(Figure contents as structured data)
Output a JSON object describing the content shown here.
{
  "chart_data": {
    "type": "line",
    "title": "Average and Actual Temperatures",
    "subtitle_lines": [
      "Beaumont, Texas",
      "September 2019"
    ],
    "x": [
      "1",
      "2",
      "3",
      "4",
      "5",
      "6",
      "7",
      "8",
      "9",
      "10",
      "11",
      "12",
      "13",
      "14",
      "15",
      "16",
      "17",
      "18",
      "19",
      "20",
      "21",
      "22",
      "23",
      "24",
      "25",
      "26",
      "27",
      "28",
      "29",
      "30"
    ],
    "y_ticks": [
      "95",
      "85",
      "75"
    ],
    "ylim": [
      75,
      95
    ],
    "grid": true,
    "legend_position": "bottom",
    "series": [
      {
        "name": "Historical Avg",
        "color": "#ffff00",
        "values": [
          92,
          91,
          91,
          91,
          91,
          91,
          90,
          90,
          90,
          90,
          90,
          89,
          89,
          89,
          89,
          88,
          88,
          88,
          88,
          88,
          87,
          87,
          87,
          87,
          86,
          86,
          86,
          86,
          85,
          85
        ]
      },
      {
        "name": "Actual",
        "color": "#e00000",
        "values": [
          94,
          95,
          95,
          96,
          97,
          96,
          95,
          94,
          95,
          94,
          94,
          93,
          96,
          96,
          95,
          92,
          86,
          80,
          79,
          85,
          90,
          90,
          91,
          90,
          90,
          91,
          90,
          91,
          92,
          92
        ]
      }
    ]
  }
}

Direction: Copy down every line of the material above that includes the string "Actual".

Response to the task:
    "title": "Average and Actual Temperatures",
        "name": "Actual",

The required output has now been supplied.